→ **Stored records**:
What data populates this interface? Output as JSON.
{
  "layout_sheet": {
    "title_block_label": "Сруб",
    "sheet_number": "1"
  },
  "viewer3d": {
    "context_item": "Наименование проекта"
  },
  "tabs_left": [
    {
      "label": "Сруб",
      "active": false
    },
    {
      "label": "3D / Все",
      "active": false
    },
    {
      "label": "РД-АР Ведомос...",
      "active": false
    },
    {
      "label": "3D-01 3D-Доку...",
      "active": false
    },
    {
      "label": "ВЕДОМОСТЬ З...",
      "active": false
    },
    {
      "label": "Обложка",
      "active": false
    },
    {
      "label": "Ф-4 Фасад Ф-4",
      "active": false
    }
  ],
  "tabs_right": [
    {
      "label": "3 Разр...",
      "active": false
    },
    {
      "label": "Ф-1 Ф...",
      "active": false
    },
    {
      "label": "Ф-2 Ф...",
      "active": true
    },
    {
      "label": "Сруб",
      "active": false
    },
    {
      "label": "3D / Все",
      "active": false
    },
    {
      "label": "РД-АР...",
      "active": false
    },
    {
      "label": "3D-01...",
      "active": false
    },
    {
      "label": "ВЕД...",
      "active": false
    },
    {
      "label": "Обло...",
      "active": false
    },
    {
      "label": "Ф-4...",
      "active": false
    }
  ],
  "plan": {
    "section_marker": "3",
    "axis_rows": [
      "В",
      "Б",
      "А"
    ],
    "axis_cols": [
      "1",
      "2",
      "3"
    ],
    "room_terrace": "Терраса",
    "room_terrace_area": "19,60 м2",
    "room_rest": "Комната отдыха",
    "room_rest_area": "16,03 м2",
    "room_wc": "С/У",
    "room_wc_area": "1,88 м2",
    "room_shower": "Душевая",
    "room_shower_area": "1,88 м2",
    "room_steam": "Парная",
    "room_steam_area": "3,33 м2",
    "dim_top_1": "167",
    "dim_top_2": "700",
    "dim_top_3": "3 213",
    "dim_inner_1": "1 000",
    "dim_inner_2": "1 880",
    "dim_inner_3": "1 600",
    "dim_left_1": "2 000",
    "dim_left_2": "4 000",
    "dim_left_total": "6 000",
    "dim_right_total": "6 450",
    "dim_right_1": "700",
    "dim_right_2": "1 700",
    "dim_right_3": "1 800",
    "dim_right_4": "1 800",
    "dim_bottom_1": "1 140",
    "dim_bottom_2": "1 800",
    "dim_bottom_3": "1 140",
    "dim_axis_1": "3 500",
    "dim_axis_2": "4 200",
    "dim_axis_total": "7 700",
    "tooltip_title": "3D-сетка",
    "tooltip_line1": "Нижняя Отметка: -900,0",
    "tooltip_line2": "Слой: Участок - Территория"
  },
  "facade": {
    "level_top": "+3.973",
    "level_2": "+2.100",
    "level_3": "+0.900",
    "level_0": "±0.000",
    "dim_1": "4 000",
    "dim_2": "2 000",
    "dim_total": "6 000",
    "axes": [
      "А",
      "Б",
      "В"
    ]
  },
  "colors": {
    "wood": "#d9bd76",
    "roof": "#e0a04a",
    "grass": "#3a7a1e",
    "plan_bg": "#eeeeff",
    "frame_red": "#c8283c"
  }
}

→ **Instructions for the task**: Above are some records; repeat all of them exactly.

→ **Task solution**:
What data populates this interface? Output as JSON.
{
  "layout_sheet": {
    "title_block_label": "Сруб",
    "sheet_number": "1"
  },
  "viewer3d": {
    "context_item": "Наименование проекта"
  },
  "tabs_left": [
    {
      "label": "Сруб",
      "active": false
    },
    {
      "label": "3D / Все",
      "active": false
    },
    {
      "label": "РД-АР Ведомос...",
      "active": false
    },
    {
      "label": "3D-01 3D-Доку...",
      "active": false
    },
    {
      "label": "ВЕДОМОСТЬ З...",
      "active": false
    },
    {
      "label": "Обложка",
      "active": false
    },
    {
      "label": "Ф-4 Фасад Ф-4",
      "active": false
    }
  ],
  "tabs_right": [
    {
      "label": "3 Разр...",
      "active": false
    },
    {
      "label": "Ф-1 Ф...",
      "active": false
    },
    {
      "label": "Ф-2 Ф...",
      "active": true
    },
    {
      "label": "Сруб",
      "active": false
    },
    {
      "label": "3D / Все",
      "active": false
    },
    {
      "label": "РД-АР...",
      "active": false
    },
    {
      "label": "3D-01...",
      "active": false
    },
    {
      "label": "ВЕД...",
      "active": false
    },
    {
      "label": "Обло...",
      "active": false
    },
    {
      "label": "Ф-4...",
      "active": false
    }
  ],
  "plan": {
    "section_marker": "3",
    "axis_rows": [
      "В",
      "Б",
      "А"
    ],
    "axis_cols": [
      "1",
      "2",
      "3"
    ],
    "room_terrace": "Терраса",
    "room_terrace_area": "19,60 м2",
    "room_rest": "Комната отдыха",
    "room_rest_area": "16,03 м2",
    "room_wc": "С/У",
    "room_wc_area": "1,88 м2",
    "room_shower": "Душевая",
    "room_shower_area": "1,88 м2",
    "room_steam": "Парная",
    "room_steam_area": "3,33 м2",
    "dim_top_1": "167",
    "dim_top_2": "700",
    "dim_top_3": "3 213",
    "dim_inner_1": "1 000",
    "dim_inner_2": "1 880",
    "dim_inner_3": "1 600",
    "dim_left_1": "2 000",
    "dim_left_2": "4 000",
    "dim_left_total": "6 000",
    "dim_right_total": "6 450",
    "dim_right_1": "700",
    "dim_right_2": "1 700",
    "dim_right_3": "1 800",
    "dim_right_4": "1 800",
    "dim_bottom_1": "1 140",
    "dim_bottom_2": "1 800",
    "dim_bottom_3": "1 140",
    "dim_axis_1": "3 500",
    "dim_axis_2": "4 200",
    "dim_axis_total": "7 700",
    "tooltip_title": "3D-сетка",
    "tooltip_line1": "Нижняя Отметка: -900,0",
    "tooltip_line2": "Слой: Участок - Территория"
  },
  "facade": {
    "level_top": "+3.973",
    "level_2": "+2.100",
    "level_3": "+0.900",
    "level_0": "±0.000",
    "dim_1": "4 000",
    "dim_2": "2 000",
    "dim_total": "6 000",
    "axes": [
      "А",
      "Б",
      "В"
    ]
  },
  "colors": {
    "wood": "#d9bd76",
    "roof": "#e0a04a",
    "grass": "#3a7a1e",
    "plan_bg": "#eeeeff",
    "frame_red": "#c8283c"
  }
}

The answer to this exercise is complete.